_The task_
Locate each line with the string "whether" in the listing below and copy it.

--------------------------------------------------

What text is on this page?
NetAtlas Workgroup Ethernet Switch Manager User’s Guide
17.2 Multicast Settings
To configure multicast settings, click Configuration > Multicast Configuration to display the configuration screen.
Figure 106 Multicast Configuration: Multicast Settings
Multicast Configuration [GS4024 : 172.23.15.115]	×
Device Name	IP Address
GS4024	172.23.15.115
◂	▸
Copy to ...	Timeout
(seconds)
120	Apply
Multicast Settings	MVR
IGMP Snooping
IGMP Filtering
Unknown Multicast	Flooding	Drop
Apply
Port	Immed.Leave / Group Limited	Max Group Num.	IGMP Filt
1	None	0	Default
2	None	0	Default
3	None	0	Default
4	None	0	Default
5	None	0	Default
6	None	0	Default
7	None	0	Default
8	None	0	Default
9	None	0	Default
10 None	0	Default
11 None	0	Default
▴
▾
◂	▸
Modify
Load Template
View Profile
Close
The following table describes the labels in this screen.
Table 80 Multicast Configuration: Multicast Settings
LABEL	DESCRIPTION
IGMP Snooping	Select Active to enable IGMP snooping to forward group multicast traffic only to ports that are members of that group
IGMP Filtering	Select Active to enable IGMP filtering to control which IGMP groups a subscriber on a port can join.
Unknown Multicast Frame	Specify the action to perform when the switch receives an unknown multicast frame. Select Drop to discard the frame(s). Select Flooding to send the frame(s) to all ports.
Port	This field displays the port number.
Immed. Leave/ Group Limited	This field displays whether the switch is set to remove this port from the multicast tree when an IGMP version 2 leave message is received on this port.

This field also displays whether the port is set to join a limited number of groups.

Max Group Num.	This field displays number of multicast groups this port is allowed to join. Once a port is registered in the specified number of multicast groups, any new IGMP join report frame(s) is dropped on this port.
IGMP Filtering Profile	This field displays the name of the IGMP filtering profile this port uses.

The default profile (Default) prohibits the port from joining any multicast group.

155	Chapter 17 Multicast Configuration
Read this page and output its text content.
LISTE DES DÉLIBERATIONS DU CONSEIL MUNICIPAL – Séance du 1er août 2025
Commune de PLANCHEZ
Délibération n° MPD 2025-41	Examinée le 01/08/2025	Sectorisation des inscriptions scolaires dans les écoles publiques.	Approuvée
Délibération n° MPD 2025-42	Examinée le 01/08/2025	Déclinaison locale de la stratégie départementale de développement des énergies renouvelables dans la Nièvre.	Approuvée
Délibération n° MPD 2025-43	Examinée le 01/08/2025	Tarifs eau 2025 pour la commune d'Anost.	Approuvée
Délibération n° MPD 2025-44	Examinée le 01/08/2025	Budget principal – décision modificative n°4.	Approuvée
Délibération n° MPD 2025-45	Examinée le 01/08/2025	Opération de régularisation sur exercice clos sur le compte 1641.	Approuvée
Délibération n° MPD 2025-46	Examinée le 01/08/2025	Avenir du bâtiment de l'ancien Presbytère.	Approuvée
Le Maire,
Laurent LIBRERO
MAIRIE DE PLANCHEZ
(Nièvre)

--------------------------------------------------

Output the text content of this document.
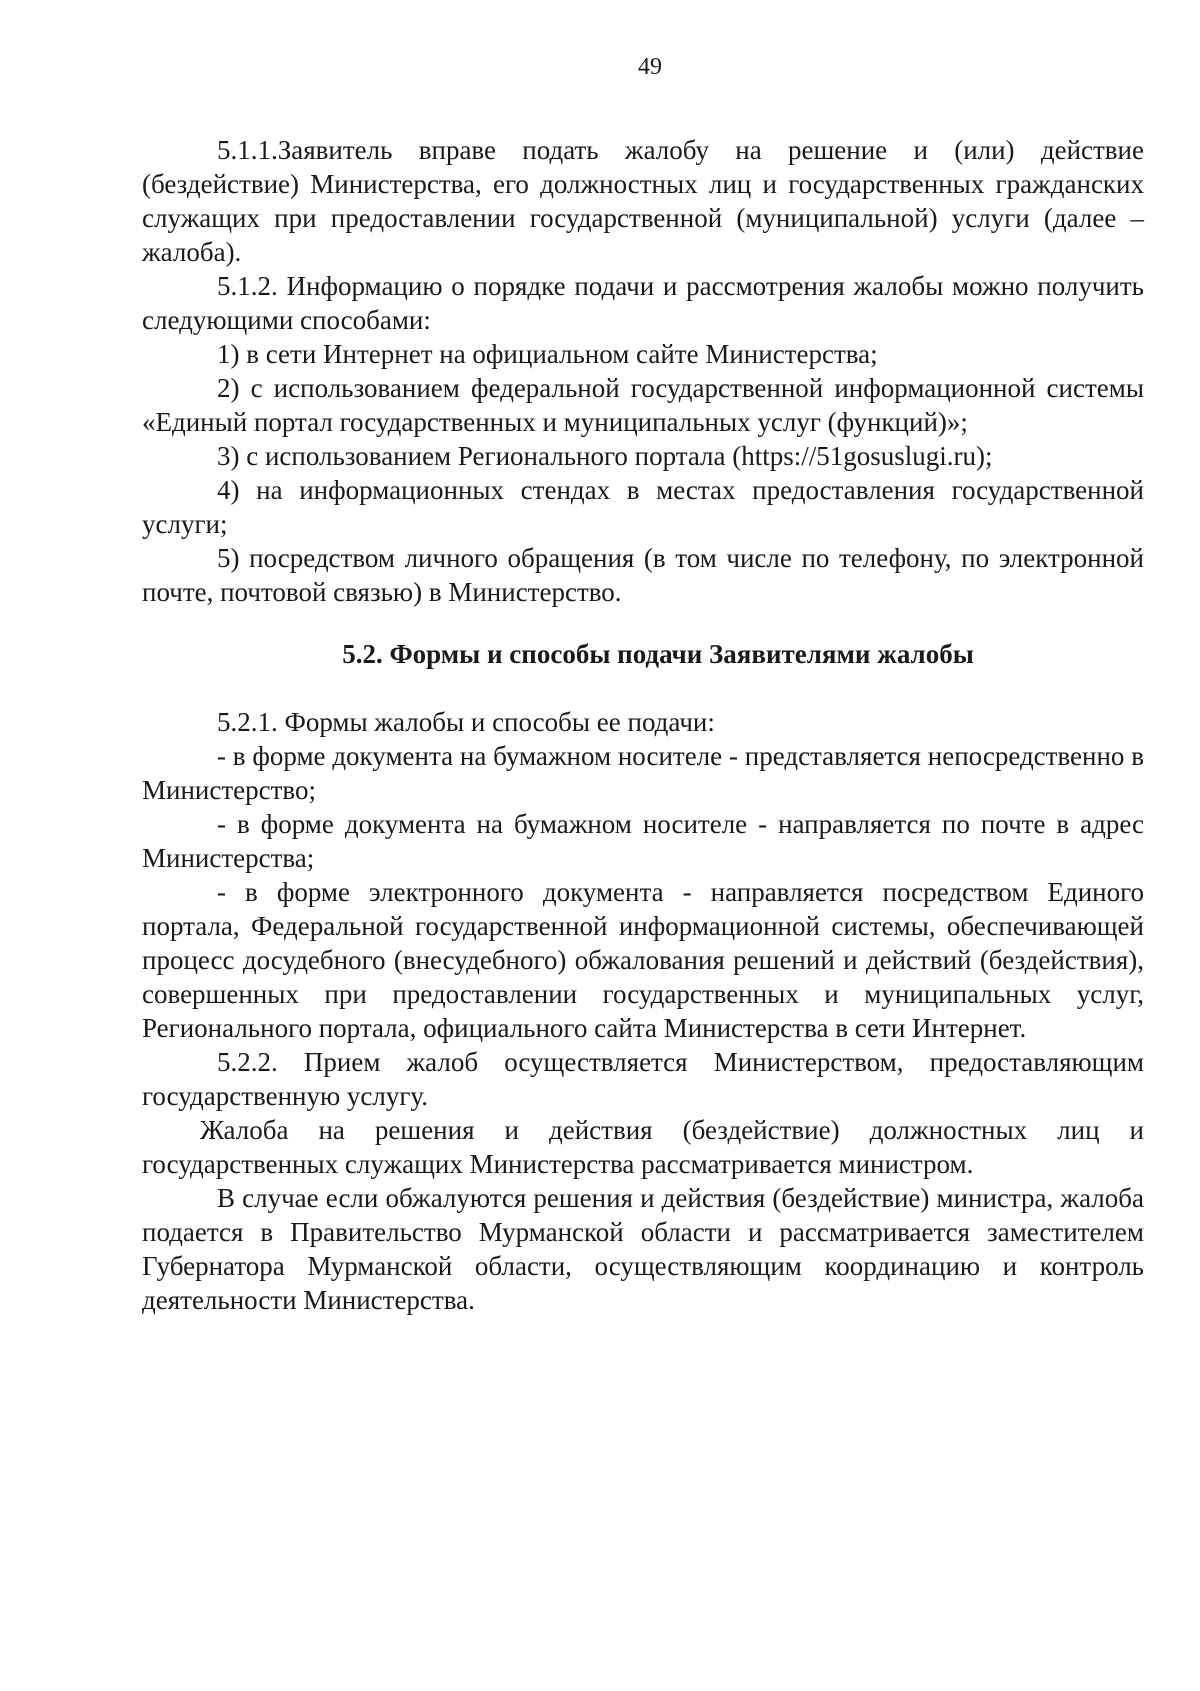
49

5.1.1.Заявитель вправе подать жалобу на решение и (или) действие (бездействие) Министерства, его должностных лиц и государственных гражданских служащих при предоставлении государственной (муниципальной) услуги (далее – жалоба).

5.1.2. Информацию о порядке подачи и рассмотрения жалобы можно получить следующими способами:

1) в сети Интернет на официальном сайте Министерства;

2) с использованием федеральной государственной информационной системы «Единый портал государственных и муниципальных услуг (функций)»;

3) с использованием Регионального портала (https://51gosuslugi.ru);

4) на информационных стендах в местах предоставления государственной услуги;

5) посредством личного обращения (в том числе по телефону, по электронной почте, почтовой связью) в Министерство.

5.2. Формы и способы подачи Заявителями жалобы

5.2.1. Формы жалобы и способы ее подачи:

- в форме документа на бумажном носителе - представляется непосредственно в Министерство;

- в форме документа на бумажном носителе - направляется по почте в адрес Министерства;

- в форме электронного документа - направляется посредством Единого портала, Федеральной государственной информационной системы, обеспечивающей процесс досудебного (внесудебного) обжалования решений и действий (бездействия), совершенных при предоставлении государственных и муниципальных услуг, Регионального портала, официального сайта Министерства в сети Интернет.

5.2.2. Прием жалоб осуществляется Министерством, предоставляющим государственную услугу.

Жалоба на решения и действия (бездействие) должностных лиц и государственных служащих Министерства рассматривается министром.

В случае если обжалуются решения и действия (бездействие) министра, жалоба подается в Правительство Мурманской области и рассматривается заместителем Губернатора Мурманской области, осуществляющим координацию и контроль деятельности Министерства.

--------------------------------------------------

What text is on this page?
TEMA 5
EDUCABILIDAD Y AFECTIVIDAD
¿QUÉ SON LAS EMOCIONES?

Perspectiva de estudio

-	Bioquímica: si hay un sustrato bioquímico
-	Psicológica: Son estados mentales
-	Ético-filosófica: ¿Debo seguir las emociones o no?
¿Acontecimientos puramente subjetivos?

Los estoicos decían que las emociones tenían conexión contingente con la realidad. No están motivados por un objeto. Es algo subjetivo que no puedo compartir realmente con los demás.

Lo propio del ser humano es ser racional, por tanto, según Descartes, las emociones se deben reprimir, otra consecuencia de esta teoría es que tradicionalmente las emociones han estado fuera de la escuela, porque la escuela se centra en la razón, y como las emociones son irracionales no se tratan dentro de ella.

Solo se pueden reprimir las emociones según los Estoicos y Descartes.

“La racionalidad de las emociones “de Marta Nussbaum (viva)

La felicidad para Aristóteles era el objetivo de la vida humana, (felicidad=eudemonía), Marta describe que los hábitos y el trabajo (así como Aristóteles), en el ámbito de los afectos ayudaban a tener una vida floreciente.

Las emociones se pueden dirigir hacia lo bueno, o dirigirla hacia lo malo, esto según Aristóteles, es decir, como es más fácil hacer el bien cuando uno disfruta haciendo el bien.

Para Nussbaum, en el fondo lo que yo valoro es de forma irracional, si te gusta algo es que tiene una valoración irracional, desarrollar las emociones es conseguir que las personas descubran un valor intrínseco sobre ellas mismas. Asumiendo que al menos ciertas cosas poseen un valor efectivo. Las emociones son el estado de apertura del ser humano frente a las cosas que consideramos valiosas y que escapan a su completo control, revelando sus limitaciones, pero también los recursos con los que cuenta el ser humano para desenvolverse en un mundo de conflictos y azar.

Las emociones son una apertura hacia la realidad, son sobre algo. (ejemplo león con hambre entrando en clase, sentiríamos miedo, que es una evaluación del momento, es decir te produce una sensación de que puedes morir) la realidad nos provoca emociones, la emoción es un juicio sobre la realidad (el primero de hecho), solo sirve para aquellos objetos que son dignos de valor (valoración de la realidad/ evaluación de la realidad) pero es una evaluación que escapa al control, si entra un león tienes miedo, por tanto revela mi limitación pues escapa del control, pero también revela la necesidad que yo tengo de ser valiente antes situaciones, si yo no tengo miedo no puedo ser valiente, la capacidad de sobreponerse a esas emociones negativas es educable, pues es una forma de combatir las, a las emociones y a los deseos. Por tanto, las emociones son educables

--------------------------------------------------

_Response_
Immed. Leave/ Group Limited	This field displays whether the switch is set to remove this port from the multicast tree when an IGMP version 2 leave message is received on this port.
This field also displays whether the port is set to join a limited number of groups.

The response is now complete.